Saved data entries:
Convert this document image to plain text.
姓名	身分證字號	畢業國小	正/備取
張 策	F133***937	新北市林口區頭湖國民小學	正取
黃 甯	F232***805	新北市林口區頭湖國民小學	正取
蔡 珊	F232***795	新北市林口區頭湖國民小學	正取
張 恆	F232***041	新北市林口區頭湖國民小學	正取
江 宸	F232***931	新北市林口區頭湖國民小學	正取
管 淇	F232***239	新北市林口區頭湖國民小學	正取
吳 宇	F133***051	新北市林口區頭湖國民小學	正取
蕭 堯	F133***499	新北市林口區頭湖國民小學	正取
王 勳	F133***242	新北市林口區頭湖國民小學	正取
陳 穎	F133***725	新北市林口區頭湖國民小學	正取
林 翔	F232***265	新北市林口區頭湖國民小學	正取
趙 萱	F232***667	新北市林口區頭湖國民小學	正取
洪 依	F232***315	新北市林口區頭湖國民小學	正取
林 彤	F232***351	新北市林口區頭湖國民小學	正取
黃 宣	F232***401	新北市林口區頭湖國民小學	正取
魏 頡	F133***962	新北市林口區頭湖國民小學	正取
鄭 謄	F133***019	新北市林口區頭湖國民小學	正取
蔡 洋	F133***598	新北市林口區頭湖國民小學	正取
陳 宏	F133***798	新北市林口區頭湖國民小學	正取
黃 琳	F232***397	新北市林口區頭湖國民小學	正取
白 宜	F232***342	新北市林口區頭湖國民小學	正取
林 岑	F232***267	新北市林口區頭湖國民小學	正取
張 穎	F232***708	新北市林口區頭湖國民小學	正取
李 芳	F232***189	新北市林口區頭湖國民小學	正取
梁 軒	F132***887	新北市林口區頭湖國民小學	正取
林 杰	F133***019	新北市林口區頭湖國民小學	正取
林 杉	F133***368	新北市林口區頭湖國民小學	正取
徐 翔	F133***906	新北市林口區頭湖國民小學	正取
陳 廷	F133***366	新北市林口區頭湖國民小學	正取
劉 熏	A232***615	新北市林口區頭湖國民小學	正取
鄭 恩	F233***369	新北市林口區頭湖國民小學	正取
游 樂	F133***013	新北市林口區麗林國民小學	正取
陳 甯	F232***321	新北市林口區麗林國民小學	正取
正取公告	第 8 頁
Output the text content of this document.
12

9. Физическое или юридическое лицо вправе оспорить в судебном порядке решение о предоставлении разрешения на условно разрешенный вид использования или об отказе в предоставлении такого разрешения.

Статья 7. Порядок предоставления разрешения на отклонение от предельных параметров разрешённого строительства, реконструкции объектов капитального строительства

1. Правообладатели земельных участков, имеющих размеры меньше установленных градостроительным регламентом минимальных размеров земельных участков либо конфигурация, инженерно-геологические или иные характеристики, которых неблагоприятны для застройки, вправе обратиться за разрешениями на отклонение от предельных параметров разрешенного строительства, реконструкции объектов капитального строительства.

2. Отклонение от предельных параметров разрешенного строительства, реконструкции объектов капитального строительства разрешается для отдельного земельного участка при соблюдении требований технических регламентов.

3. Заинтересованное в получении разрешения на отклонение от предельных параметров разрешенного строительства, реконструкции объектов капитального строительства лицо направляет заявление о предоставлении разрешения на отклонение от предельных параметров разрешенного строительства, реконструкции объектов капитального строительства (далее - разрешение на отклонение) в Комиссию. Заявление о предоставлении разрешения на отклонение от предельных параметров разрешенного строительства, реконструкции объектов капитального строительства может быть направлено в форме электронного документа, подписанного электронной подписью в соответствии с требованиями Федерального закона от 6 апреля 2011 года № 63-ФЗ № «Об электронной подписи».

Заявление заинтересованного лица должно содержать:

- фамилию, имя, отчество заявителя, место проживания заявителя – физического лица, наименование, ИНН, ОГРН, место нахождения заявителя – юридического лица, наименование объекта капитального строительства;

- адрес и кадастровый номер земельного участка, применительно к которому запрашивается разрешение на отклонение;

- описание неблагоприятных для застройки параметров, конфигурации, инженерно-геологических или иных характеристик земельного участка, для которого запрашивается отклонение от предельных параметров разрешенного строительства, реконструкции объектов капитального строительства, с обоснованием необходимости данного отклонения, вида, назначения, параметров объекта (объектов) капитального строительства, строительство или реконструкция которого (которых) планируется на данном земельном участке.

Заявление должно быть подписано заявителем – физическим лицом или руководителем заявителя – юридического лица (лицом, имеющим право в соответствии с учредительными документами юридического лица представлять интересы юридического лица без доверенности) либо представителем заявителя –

# Your instructions:
Copy out every line holding the string "this".

# Complete response:
Convert this document image to plain text.
Output the text content of this document.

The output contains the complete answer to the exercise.